---- SOURCE DOCUMENT
According to our guide, the corridors have been made wider in order to accommodate large Arab families. It really sounds completely wrong, as if Arab families are already struggling in other "not so large corridored" Malls. Unbelievable
The pics look like it could be any one of the tens of thousands of malls around the world. I wouldn't drive across town to visit another cookie cutter mall, and definitely wouldn't travel to another country to visit a mall. instead of another mall, why not develop more parks and beachses? Unfortunately I already know the answer...there is no revenue generated when you give the people free facilities to enjoy themselves.
Cutter rightly points out that "there is no revenue generated when you give the people free facilities to enjoy themselves." Well, look at it this way - you can still enter a mall for free. I wonder how long it will take before someone hits upon the idea of charging an admission fee......
Maybe the corridors referred to by Ahmed - the ones "made wider in order to accommodate large Arab families" - are an indication of the obesity problem in the Gulf...?
Actually Graham, In Qatar labourers aren't allowed in most malls on weekends because they don't spend enough money. So in Qatar if you 'look' like you are going to spend money you are allowed in. If ou 'look' like you can't afford anything, you will be turned away.
--------
---- PROVIDED MATERIAL
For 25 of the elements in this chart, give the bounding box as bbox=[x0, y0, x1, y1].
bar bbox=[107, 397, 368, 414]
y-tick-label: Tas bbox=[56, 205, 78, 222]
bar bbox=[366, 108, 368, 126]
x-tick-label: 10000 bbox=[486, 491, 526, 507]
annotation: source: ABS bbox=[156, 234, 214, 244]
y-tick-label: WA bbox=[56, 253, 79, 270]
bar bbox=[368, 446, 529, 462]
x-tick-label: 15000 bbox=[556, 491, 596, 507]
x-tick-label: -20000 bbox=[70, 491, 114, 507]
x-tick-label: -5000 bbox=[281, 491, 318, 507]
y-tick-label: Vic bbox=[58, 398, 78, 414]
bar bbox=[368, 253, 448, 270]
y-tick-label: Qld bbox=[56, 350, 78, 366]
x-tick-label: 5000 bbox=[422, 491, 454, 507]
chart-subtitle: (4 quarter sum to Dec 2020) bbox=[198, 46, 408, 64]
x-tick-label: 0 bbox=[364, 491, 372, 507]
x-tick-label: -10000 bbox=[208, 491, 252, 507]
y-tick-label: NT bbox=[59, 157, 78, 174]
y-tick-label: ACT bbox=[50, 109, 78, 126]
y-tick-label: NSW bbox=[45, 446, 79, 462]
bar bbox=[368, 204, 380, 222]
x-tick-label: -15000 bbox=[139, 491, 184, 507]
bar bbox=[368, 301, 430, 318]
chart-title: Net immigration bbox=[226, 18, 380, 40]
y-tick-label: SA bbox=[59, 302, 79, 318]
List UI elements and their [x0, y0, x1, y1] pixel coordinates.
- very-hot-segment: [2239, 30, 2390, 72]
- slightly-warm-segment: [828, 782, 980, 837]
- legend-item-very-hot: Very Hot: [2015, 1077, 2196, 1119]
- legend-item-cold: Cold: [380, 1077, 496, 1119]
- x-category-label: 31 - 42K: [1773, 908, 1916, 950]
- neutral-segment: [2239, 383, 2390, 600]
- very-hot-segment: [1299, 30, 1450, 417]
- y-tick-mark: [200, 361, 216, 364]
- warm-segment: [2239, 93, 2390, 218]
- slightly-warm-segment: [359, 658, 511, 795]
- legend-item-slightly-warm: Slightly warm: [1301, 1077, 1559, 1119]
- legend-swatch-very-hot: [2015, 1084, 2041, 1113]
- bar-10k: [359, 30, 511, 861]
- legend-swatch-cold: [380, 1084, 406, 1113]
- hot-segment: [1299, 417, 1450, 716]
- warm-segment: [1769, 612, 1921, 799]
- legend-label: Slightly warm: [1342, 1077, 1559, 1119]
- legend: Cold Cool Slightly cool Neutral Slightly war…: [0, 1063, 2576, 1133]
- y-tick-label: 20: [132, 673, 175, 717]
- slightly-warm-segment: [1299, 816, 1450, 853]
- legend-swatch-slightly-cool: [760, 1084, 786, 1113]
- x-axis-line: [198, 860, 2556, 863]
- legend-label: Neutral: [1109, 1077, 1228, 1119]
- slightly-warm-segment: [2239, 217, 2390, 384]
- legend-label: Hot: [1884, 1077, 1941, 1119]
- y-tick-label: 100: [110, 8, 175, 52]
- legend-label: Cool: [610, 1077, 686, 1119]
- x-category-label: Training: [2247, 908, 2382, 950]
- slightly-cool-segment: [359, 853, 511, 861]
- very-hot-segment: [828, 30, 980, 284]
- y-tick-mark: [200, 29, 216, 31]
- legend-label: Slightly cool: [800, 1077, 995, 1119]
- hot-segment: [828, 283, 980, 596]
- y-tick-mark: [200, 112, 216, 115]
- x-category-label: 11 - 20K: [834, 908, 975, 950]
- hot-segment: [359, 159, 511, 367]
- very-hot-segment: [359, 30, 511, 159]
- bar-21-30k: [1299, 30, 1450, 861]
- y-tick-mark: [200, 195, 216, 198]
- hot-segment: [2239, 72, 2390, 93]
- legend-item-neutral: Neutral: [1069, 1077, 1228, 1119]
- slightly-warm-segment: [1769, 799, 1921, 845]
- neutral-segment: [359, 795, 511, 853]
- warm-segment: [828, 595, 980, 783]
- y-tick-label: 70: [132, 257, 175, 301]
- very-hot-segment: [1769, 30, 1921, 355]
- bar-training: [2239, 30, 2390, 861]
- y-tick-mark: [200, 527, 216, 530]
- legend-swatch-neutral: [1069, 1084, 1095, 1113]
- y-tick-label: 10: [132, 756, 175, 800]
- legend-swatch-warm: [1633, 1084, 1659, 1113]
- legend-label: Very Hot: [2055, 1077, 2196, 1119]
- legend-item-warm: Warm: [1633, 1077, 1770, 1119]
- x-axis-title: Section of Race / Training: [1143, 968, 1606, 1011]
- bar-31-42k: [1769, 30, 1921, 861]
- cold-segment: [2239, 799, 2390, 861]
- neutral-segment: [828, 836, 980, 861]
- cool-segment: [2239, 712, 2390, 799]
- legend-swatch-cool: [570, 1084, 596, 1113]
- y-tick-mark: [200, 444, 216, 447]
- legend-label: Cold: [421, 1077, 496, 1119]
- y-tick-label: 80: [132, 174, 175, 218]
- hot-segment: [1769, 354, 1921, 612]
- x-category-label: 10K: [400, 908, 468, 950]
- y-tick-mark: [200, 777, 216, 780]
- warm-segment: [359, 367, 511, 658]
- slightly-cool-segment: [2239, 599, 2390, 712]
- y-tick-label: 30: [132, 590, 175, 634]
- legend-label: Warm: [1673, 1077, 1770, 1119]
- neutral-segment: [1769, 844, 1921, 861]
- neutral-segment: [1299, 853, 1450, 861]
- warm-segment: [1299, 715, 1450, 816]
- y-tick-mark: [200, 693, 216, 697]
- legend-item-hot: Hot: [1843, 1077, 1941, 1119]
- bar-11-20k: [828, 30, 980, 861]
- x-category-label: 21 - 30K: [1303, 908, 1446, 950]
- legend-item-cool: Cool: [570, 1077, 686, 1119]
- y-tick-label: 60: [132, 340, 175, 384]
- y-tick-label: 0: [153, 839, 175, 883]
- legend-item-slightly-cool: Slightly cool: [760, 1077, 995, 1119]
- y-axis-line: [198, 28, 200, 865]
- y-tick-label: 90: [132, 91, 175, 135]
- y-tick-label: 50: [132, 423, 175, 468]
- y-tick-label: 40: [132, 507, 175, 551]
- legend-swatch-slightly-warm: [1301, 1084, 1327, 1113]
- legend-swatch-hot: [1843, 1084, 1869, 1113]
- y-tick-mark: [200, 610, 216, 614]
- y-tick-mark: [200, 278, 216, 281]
--------
Please continue the comment thread about the mall from its last comment.

**RESULT OF THE TASK**.
Hi Cutter - I have been prevented from entering a mall in KSA whilst in full business attire but I have little experience of shopping in Qatar. However, come to think of it I do not recall having ever seen a labourer in BurJuman, Wafi Mall, Mall of the Emirates or any of Dubai's "better" malls on any day of the week. I don't know whether this is a result of official policy or whether "undesiderable" shoppers are quietly turned away by Security, your guess is as good as mine...
I understand both sides of the argument about not allowing labourers into the shopping centres. On the one hand, imagine if you went to a upscale shopping mall, where they have spent millions of dollars to portray a certain image, and you were confronted with groups of 10, 20, 50 laborers. It's not very attractive. I say that from a business owner's point of view. I do understand and appreciate the fact that given the huge number of labourers in any of the ME countries, and the fact that they have no money to entertain themselves, they WOULD come to the shopping centres by the thousands. It is discrimination, but if any of us lamenting the issue were the mall owners I doubt that we would do differently. On the other hand, the problem with racism is well and truly alive in this region. And the labourers being denied entry into the shopping centres is just the tip of the iceberg. The problem is that we have people who work 80 hours a week for 800 Dhs a month. And then we have people who spend 150,000 Dhs on a watch and not even think about it. There's just too much of a gap between the classes here to try to make sense out of any of this.
Any well-planned govt will take into consideration the profile of its citizens and guests (expats) and hence develop a city (or even country) to meet the appropriate needs. While you have the high-end malls to cater to the well-off, you should also have grassroot or community-based malls/outlets to cater to the other end of the society. This is not racism, but very fact of life, and can be resolve amicably by being accomodating. No one shoe size fits all!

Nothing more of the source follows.